**WHAT TO PRODUCE**
Apart from the pictures, which must be omitted, restate the data exactly.

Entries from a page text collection

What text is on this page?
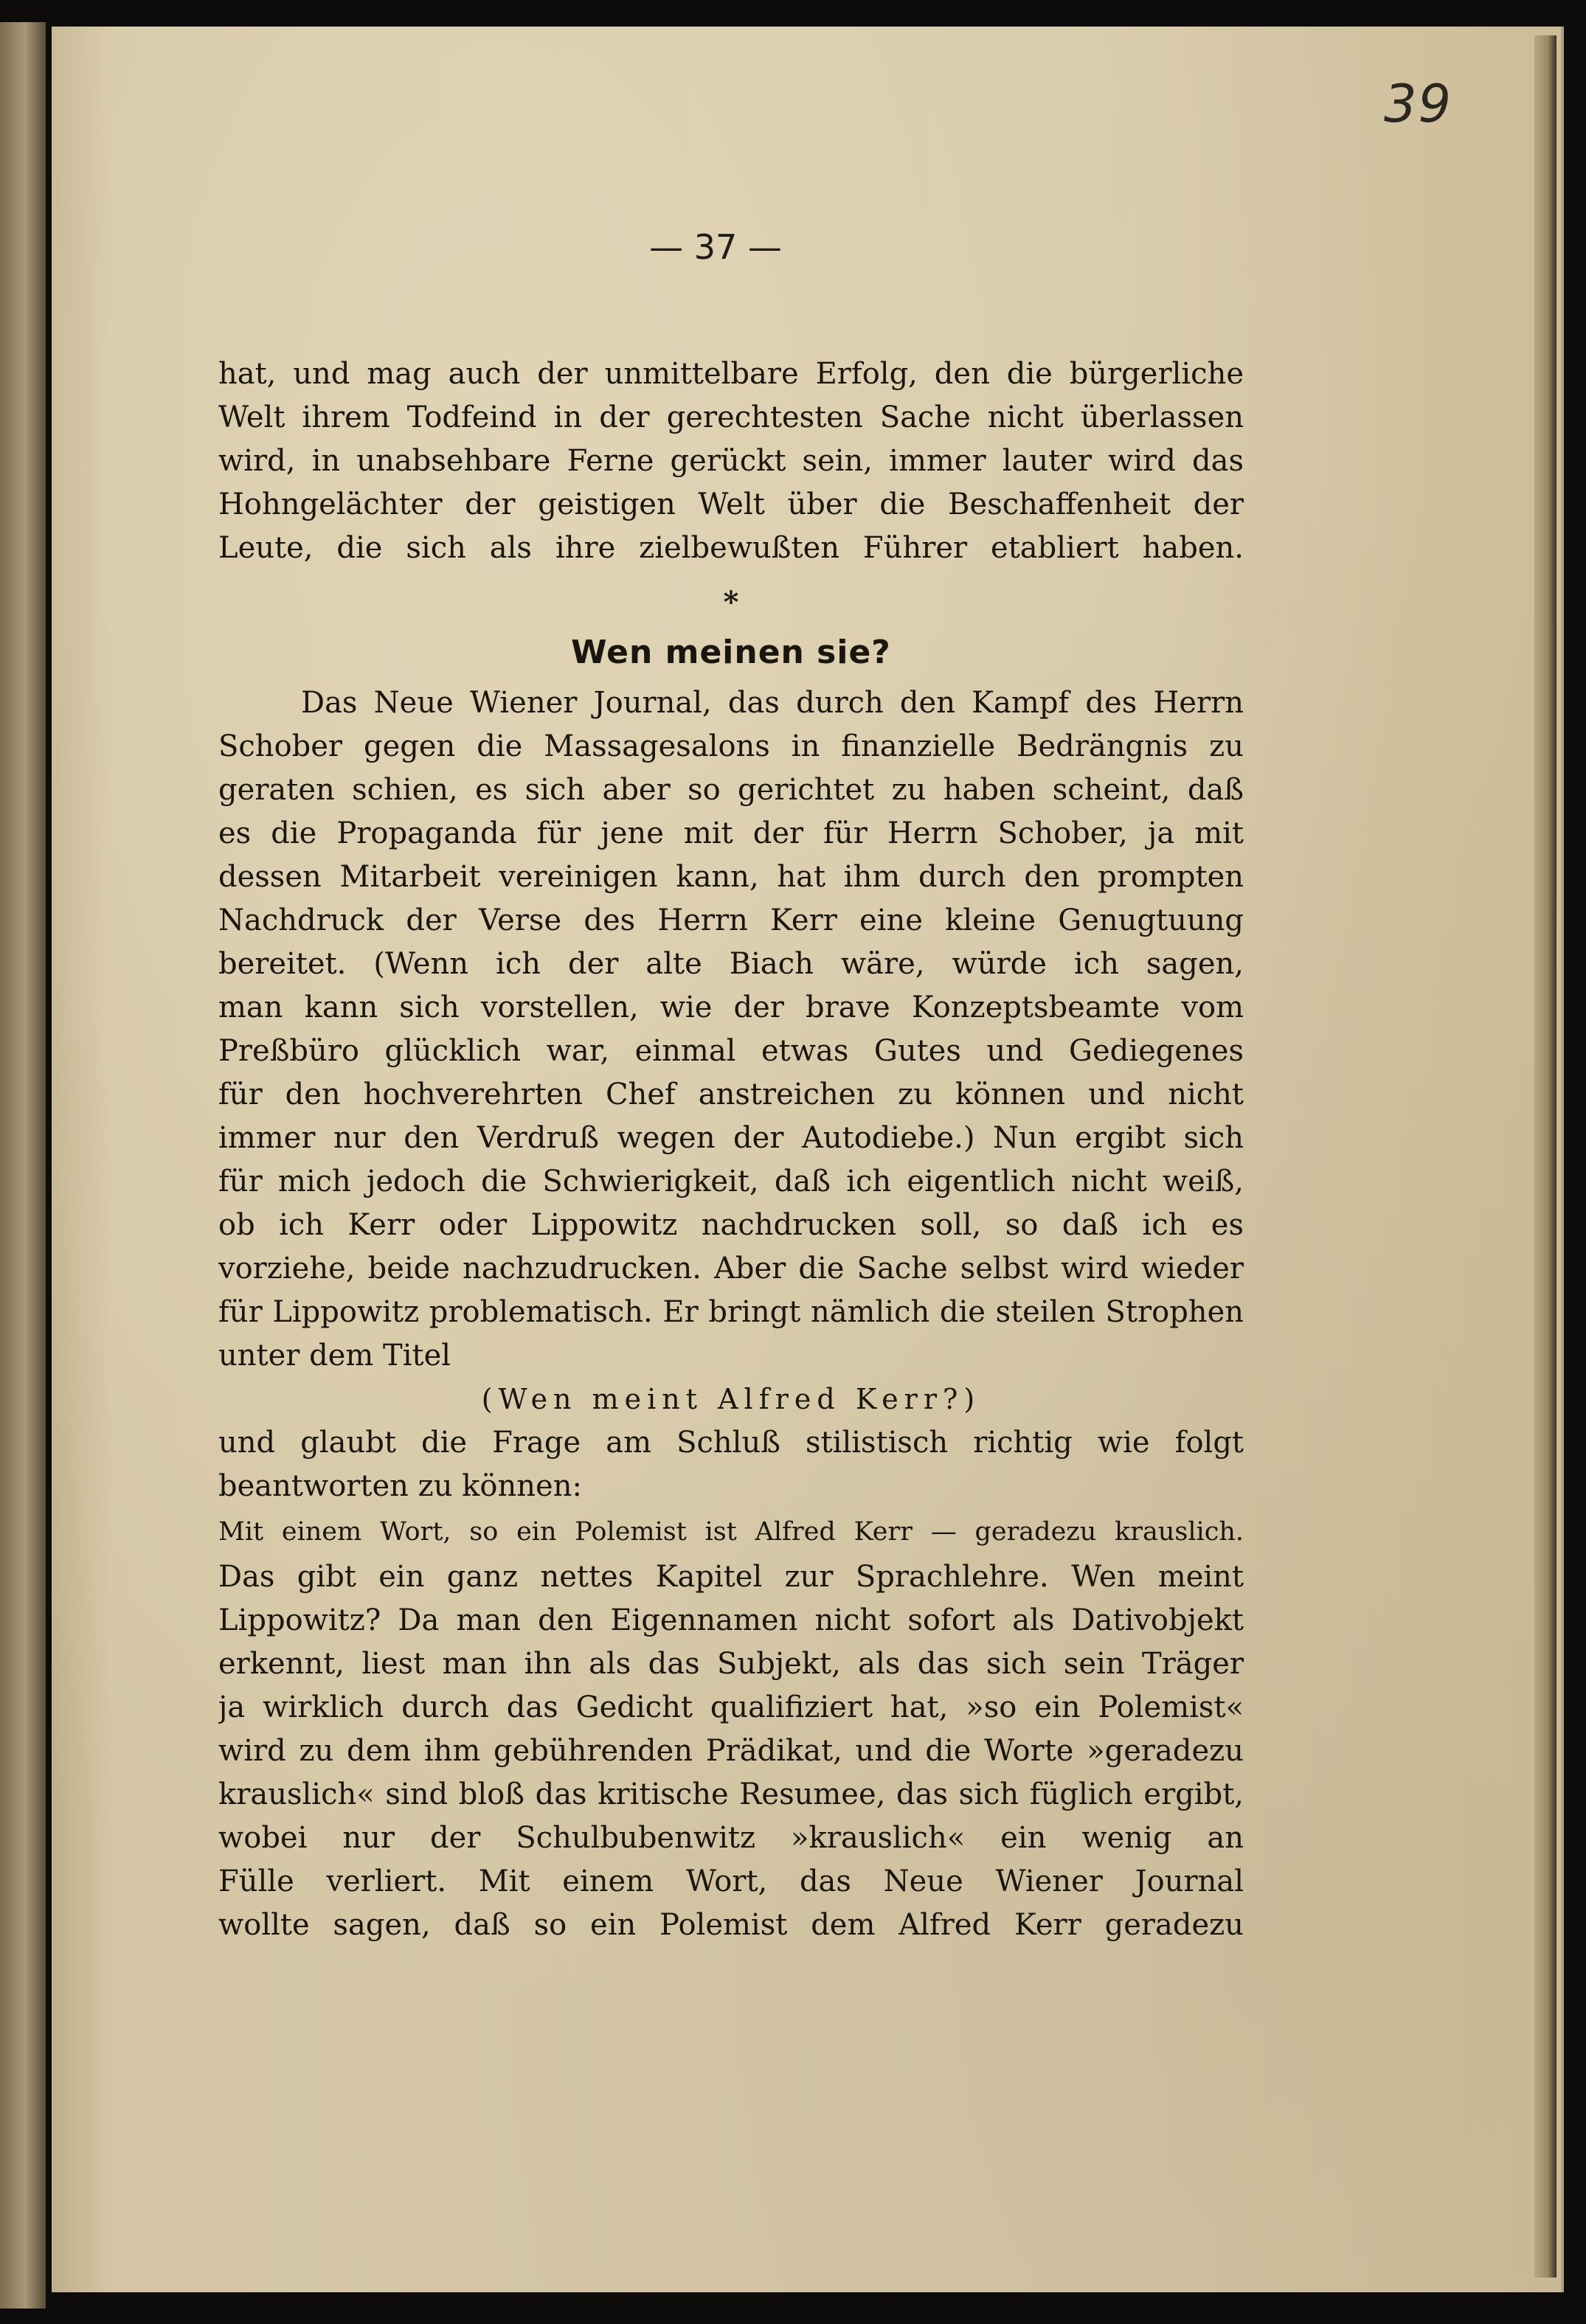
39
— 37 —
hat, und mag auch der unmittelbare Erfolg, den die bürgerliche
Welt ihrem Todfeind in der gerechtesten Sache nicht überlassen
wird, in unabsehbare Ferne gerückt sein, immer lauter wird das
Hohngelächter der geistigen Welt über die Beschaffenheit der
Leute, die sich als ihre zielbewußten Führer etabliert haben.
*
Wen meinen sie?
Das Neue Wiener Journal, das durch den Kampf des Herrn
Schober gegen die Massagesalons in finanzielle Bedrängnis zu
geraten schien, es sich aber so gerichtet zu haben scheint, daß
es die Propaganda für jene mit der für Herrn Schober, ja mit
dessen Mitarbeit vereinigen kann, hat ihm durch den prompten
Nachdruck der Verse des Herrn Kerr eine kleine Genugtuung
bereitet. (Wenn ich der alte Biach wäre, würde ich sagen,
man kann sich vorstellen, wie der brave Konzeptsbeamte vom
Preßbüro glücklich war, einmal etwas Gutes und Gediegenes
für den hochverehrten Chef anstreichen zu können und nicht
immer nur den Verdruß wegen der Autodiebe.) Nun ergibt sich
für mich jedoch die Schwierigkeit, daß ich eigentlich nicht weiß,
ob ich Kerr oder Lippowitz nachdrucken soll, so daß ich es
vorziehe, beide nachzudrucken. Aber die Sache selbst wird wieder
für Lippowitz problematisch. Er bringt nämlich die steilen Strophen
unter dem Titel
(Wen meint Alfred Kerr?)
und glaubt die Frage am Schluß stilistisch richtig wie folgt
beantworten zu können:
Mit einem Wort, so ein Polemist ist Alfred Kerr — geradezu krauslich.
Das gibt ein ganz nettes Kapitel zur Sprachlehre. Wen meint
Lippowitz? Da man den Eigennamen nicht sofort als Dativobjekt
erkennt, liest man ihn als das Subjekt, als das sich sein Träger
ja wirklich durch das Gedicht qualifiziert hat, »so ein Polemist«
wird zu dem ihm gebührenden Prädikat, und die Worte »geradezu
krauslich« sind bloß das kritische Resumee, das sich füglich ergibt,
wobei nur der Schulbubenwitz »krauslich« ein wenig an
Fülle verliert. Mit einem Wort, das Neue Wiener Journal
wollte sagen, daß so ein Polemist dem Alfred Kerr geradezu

**WORKED SOLUTION**
What text is on this page?
39
— 37 —
hat, und mag auch der unmittelbare Erfolg, den die bürgerliche
Welt ihrem Todfeind in der gerechtesten Sache nicht überlassen
wird, in unabsehbare Ferne gerückt sein, immer lauter wird das
Hohngelächter der geistigen Welt über die Beschaffenheit der
Leute, die sich als ihre zielbewußten Führer etabliert haben.
*
Wen meinen sie?
Das Neue Wiener Journal, das durch den Kampf des Herrn
Schober gegen die Massagesalons in finanzielle Bedrängnis zu
geraten schien, es sich aber so gerichtet zu haben scheint, daß
es die Propaganda für jene mit der für Herrn Schober, ja mit
dessen Mitarbeit vereinigen kann, hat ihm durch den prompten
Nachdruck der Verse des Herrn Kerr eine kleine Genugtuung
bereitet. (Wenn ich der alte Biach wäre, würde ich sagen,
man kann sich vorstellen, wie der brave Konzeptsbeamte vom
Preßbüro glücklich war, einmal etwas Gutes und Gediegenes
für den hochverehrten Chef anstreichen zu können und nicht
immer nur den Verdruß wegen der Autodiebe.) Nun ergibt sich
für mich jedoch die Schwierigkeit, daß ich eigentlich nicht weiß,
ob ich Kerr oder Lippowitz nachdrucken soll, so daß ich es
vorziehe, beide nachzudrucken. Aber die Sache selbst wird wieder
für Lippowitz problematisch. Er bringt nämlich die steilen Strophen
unter dem Titel
(Wen meint Alfred Kerr?)
und glaubt die Frage am Schluß stilistisch richtig wie folgt
beantworten zu können:
Mit einem Wort, so ein Polemist ist Alfred Kerr — geradezu krauslich.
Das gibt ein ganz nettes Kapitel zur Sprachlehre. Wen meint
Lippowitz? Da man den Eigennamen nicht sofort als Dativobjekt
erkennt, liest man ihn als das Subjekt, als das sich sein Träger
ja wirklich durch das Gedicht qualifiziert hat, »so ein Polemist«
wird zu dem ihm gebührenden Prädikat, und die Worte »geradezu
krauslich« sind bloß das kritische Resumee, das sich füglich ergibt,
wobei nur der Schulbubenwitz »krauslich« ein wenig an
Fülle verliert. Mit einem Wort, das Neue Wiener Journal
wollte sagen, daß so ein Polemist dem Alfred Kerr geradezu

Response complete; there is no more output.